:: EXERCISE BRIEF ::
Below is a listing; copy all of it exactly.

Collected data entries:
···
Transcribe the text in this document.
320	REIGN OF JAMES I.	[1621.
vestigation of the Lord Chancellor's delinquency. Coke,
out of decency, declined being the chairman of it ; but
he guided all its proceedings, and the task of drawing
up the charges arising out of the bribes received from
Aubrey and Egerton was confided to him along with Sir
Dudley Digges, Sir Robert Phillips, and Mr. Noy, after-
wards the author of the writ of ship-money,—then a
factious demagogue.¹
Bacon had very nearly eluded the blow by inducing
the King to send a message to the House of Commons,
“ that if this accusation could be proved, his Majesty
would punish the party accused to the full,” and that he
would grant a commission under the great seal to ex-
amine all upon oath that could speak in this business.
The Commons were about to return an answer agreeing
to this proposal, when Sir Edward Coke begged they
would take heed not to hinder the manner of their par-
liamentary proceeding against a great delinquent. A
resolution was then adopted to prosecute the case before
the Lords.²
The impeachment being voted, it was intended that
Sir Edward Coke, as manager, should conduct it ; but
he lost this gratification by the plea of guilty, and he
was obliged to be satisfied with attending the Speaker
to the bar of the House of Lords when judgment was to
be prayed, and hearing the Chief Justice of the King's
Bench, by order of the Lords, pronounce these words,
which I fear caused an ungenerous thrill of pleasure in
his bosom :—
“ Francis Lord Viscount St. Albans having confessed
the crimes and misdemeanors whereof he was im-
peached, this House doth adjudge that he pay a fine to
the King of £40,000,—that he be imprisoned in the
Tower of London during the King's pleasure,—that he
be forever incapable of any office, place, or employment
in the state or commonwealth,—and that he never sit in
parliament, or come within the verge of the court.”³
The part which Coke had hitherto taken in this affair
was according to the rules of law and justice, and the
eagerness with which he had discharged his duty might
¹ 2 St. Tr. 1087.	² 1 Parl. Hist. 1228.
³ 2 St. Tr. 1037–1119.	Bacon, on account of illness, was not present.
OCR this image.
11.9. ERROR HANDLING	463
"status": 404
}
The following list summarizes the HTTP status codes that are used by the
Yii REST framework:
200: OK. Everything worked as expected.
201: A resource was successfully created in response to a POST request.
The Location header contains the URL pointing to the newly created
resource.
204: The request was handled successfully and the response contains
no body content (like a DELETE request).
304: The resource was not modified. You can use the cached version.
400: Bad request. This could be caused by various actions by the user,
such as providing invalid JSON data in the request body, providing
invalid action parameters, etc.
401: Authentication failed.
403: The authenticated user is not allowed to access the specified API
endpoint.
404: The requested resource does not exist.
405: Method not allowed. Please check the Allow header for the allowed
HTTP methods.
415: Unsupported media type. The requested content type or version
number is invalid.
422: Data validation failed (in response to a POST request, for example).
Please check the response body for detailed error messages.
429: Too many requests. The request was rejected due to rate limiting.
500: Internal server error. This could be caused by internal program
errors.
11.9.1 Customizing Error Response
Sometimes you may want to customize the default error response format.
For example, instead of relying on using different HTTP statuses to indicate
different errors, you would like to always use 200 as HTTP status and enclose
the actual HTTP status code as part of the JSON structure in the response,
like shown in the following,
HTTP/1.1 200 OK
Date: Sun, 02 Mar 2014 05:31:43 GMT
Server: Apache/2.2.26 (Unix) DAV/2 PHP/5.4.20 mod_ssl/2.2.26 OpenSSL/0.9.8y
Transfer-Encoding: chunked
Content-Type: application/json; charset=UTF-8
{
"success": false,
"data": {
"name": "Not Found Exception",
···
:: TASK RESPONSE ::
Transcribe the text in this document.
320	REIGN OF JAMES I.	[1621.
vestigation of the Lord Chancellor's delinquency. Coke,
out of decency, declined being the chairman of it ; but
he guided all its proceedings, and the task of drawing
up the charges arising out of the bribes received from
Aubrey and Egerton was confided to him along with Sir
Dudley Digges, Sir Robert Phillips, and Mr. Noy, after-
wards the author of the writ of ship-money,—then a
factious demagogue.¹
Bacon had very nearly eluded the blow by inducing
the King to send a message to the House of Commons,
“ that if this accusation could be proved, his Majesty
would punish the party accused to the full,” and that he
would grant a commission under the great seal to ex-
amine all upon oath that could speak in this business.
The Commons were about to return an answer agreeing
to this proposal, when Sir Edward Coke begged they
would take heed not to hinder the manner of their par-
liamentary proceeding against a great delinquent. A
resolution was then adopted to prosecute the case before
the Lords.²
The impeachment being voted, it was intended that
Sir Edward Coke, as manager, should conduct it ; but
he lost this gratification by the plea of guilty, and he
was obliged to be satisfied with attending the Speaker
to the bar of the House of Lords when judgment was to
be prayed, and hearing the Chief Justice of the King's
Bench, by order of the Lords, pronounce these words,
which I fear caused an ungenerous thrill of pleasure in
his bosom :—
“ Francis Lord Viscount St. Albans having confessed
the crimes and misdemeanors whereof he was im-
peached, this House doth adjudge that he pay a fine to
the King of £40,000,—that he be imprisoned in the
Tower of London during the King's pleasure,—that he
be forever incapable of any office, place, or employment
in the state or commonwealth,—and that he never sit in
parliament, or come within the verge of the court.”³
The part which Coke had hitherto taken in this affair
was according to the rules of law and justice, and the
eagerness with which he had discharged his duty might
¹ 2 St. Tr. 1087.	² 1 Parl. Hist. 1228.
³ 2 St. Tr. 1037–1119.	Bacon, on account of illness, was not present.
OCR this image.
11.9. ERROR HANDLING	463
"status": 404
}
The following list summarizes the HTTP status codes that are used by the
Yii REST framework:
200: OK. Everything worked as expected.
201: A resource was successfully created in response to a POST request.
The Location header contains the URL pointing to the newly created
resource.
204: The request was handled successfully and the response contains
no body content (like a DELETE request).
304: The resource was not modified. You can use the cached version.
400: Bad request. This could be caused by various actions by the user,
such as providing invalid JSON data in the request body, providing
invalid action parameters, etc.
401: Authentication failed.
403: The authenticated user is not allowed to access the specified API
endpoint.
404: The requested resource does not exist.
405: Method not allowed. Please check the Allow header for the allowed
HTTP methods.
415: Unsupported media type. The requested content type or version
number is invalid.
422: Data validation failed (in response to a POST request, for example).
Please check the response body for detailed error messages.
429: Too many requests. The request was rejected due to rate limiting.
500: Internal server error. This could be caused by internal program
errors.
11.9.1 Customizing Error Response
Sometimes you may want to customize the default error response format.
For example, instead of relying on using different HTTP statuses to indicate
different errors, you would like to always use 200 as HTTP status and enclose
the actual HTTP status code as part of the JSON structure in the response,
like shown in the following,
HTTP/1.1 200 OK
Date: Sun, 02 Mar 2014 05:31:43 GMT
Server: Apache/2.2.26 (Unix) DAV/2 PHP/5.4.20 mod_ssl/2.2.26 OpenSSL/0.9.8y
Transfer-Encoding: chunked
Content-Type: application/json; charset=UTF-8
{
"success": false,
"data": {
"name": "Not Found Exception",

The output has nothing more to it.